[Records from a data collection]
------------------------------------------------------------------------

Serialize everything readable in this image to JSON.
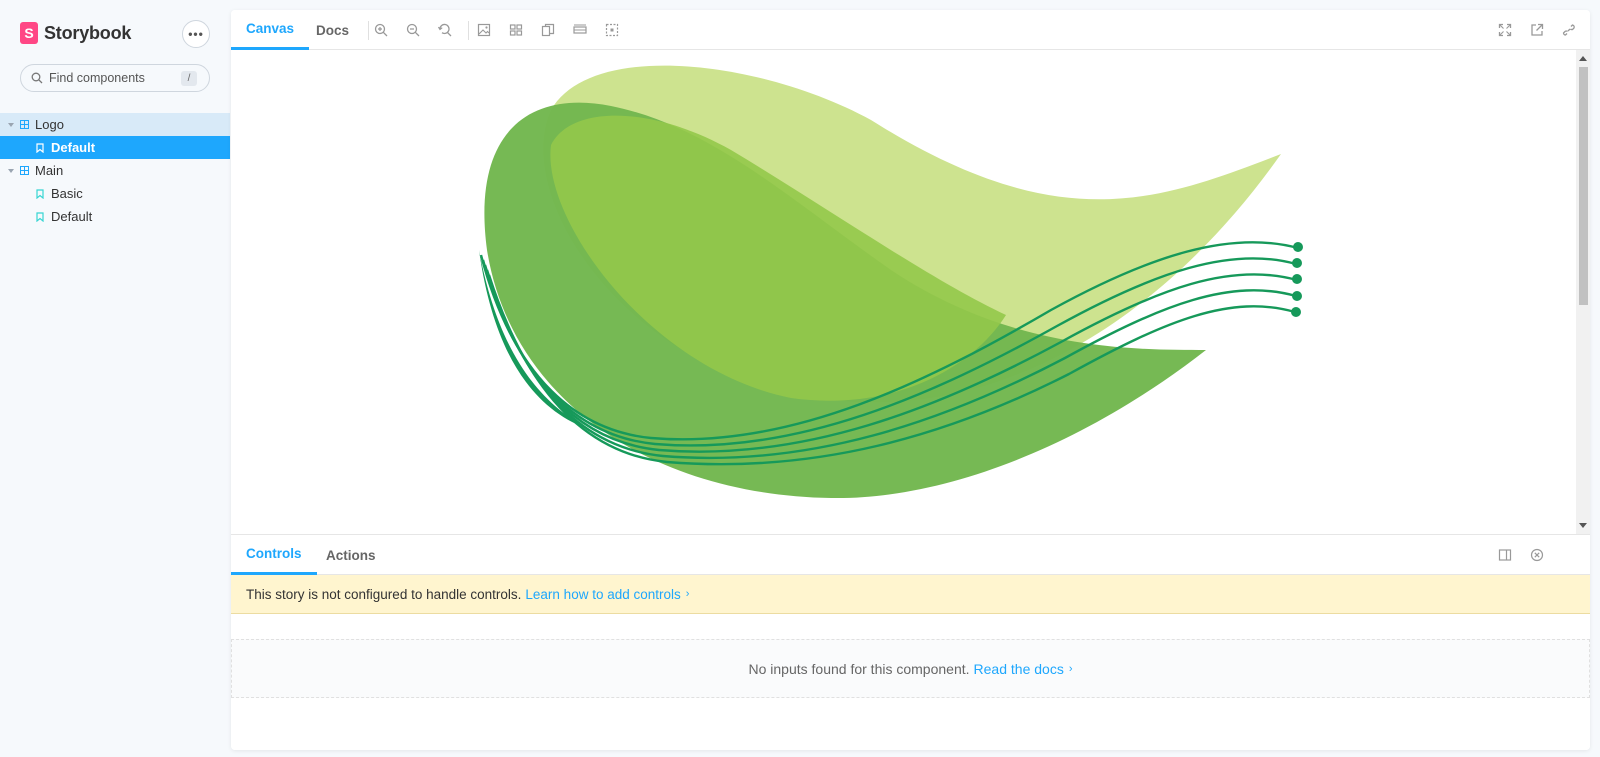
{
  "sidebar": {
    "brand": "Storybook",
    "brand_mark": "S",
    "menu_label": "•••",
    "search": {
      "placeholder": "Find components",
      "shortcut": "/"
    },
    "tree": [
      {
        "label": "Logo",
        "type": "component"
      },
      {
        "label": "Default",
        "type": "story",
        "selected": true
      },
      {
        "label": "Main",
        "type": "component"
      },
      {
        "label": "Basic",
        "type": "story"
      },
      {
        "label": "Default",
        "type": "story"
      }
    ]
  },
  "toolbar": {
    "tabs": [
      {
        "label": "Canvas",
        "active": true
      },
      {
        "label": "Docs"
      }
    ],
    "tools": [
      "zoom-in-icon",
      "zoom-out-icon",
      "zoom-reset-icon",
      "background-icon",
      "grid-icon",
      "viewport-icon",
      "measure-icon",
      "outline-icon"
    ],
    "right_tools": [
      "fullscreen-icon",
      "open-new-tab-icon",
      "copy-link-icon"
    ]
  },
  "addons": {
    "tabs": [
      {
        "label": "Controls",
        "active": true
      },
      {
        "label": "Actions"
      }
    ],
    "notice_text": "This story is not configured to handle controls.",
    "notice_link": "Learn how to add controls",
    "empty_text": "No inputs found for this component.",
    "empty_link": "Read the docs",
    "chevron": "›"
  },
  "colors": {
    "accent": "#1ea7fd",
    "brand": "#ff4785",
    "leaf_light": "#cde38f",
    "leaf_mid": "#72b74e",
    "leaf_overlap": "#94c84a",
    "lines": "#16995a"
  }
}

------------------------------------------------------------------------

→ WRITTEN REQUEST: Reproduce each line word for word and drop the pictures.

→ RESULT BELOW:
Serialize everything readable in this image to JSON.
{
  "sidebar": {
    "brand": "Storybook",
    "brand_mark": "S",
    "menu_label": "•••",
    "search": {
      "placeholder": "Find components",
      "shortcut": "/"
    },
    "tree": [
      {
        "label": "Logo",
        "type": "component"
      },
      {
        "label": "Default",
        "type": "story",
        "selected": true
      },
      {
        "label": "Main",
        "type": "component"
      },
      {
        "label": "Basic",
        "type": "story"
      },
      {
        "label": "Default",
        "type": "story"
      }
    ]
  },
  "toolbar": {
    "tabs": [
      {
        "label": "Canvas",
        "active": true
      },
      {
        "label": "Docs"
      }
    ],
    "tools": [
      "zoom-in-icon",
      "zoom-out-icon",
      "zoom-reset-icon",
      "background-icon",
      "grid-icon",
      "viewport-icon",
      "measure-icon",
      "outline-icon"
    ],
    "right_tools": [
      "fullscreen-icon",
      "open-new-tab-icon",
      "copy-link-icon"
    ]
  },
  "addons": {
    "tabs": [
      {
        "label": "Controls",
        "active": true
      },
      {
        "label": "Actions"
      }
    ],
    "notice_text": "This story is not configured to handle controls.",
    "notice_link": "Learn how to add controls",
    "empty_text": "No inputs found for this component.",
    "empty_link": "Read the docs",
    "chevron": "›"
  },
  "colors": {
    "accent": "#1ea7fd",
    "brand": "#ff4785",
    "leaf_light": "#cde38f",
    "leaf_mid": "#72b74e",
    "leaf_overlap": "#94c84a",
    "lines": "#16995a"
  }
}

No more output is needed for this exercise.